Pull out every line containing the string "little".

================

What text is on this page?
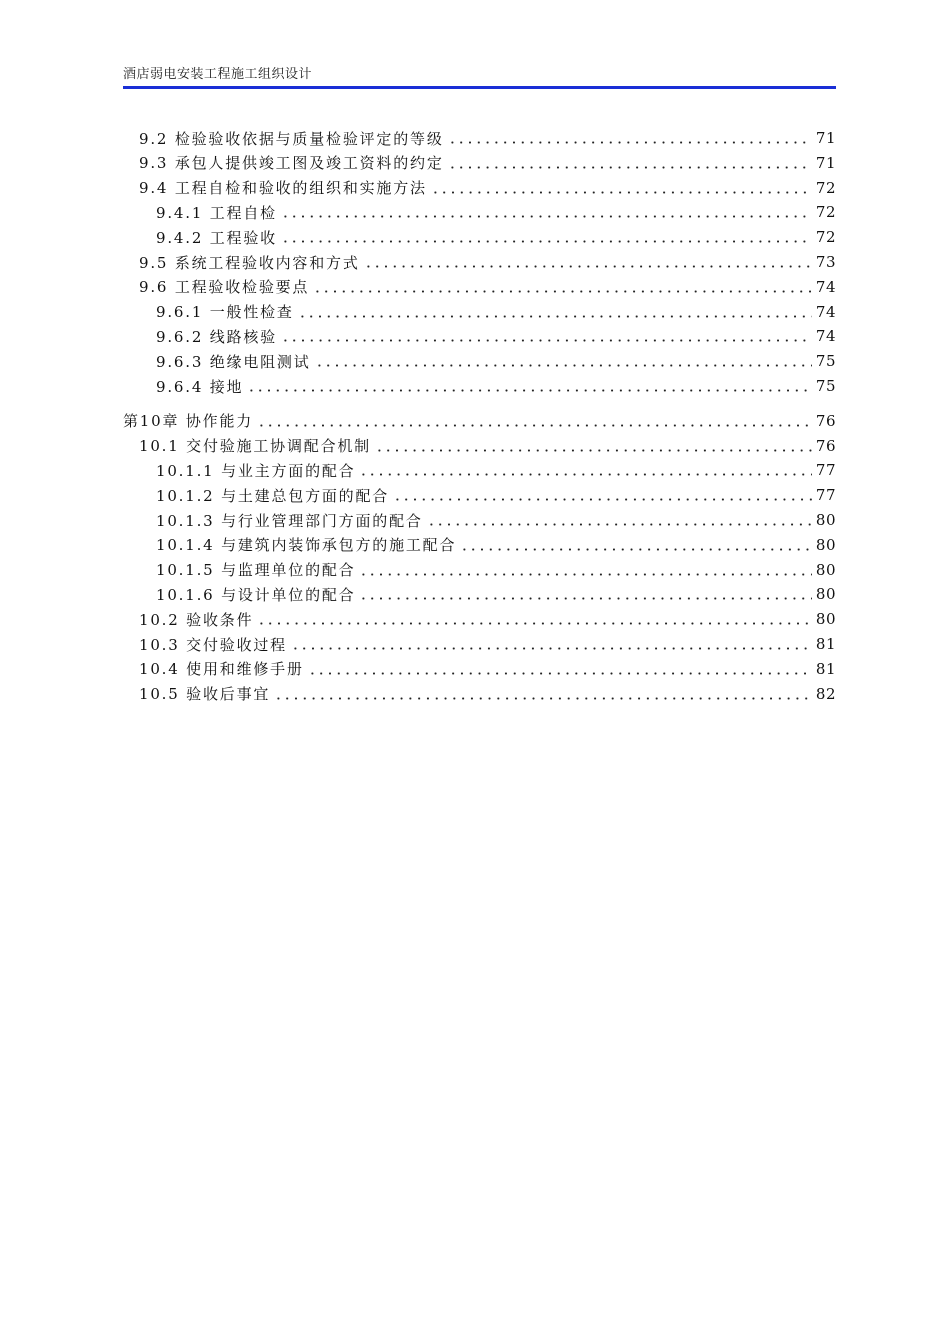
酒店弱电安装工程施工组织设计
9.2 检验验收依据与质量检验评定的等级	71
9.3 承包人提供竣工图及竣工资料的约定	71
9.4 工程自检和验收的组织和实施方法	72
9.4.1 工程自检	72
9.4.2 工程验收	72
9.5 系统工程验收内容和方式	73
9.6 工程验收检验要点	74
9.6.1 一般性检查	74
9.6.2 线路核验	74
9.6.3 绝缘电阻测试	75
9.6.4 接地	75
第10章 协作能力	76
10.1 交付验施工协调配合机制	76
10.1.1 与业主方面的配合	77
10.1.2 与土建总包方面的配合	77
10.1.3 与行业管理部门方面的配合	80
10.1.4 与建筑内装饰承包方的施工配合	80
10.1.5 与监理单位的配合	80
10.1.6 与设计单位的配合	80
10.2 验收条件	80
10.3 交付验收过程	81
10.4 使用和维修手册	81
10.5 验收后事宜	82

================

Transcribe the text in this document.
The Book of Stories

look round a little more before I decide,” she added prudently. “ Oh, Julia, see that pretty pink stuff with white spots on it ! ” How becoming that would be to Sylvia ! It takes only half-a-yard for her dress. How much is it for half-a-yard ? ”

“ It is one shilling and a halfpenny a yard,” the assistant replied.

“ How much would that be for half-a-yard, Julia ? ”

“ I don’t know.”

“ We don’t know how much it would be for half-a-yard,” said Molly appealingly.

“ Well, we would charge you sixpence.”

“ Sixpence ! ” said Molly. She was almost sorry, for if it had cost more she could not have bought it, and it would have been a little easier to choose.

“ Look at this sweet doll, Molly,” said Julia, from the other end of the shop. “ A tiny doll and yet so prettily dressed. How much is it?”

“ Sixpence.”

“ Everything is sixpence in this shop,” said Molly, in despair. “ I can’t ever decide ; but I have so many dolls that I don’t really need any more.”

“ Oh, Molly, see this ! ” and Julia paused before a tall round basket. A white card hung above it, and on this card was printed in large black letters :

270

================

* [Task solution]
look round a little more before I decide,” she added prudently. “ Oh, Julia, see that pretty pink stuff with white spots on it ! ” How becoming that would be to Sylvia ! It takes only half-a-yard for her dress. How much is it for half-a-yard ? ”
“ Sixpence ! ” said Molly. She was almost sorry, for if it had cost more she could not have bought it, and it would have been a little easier to choose.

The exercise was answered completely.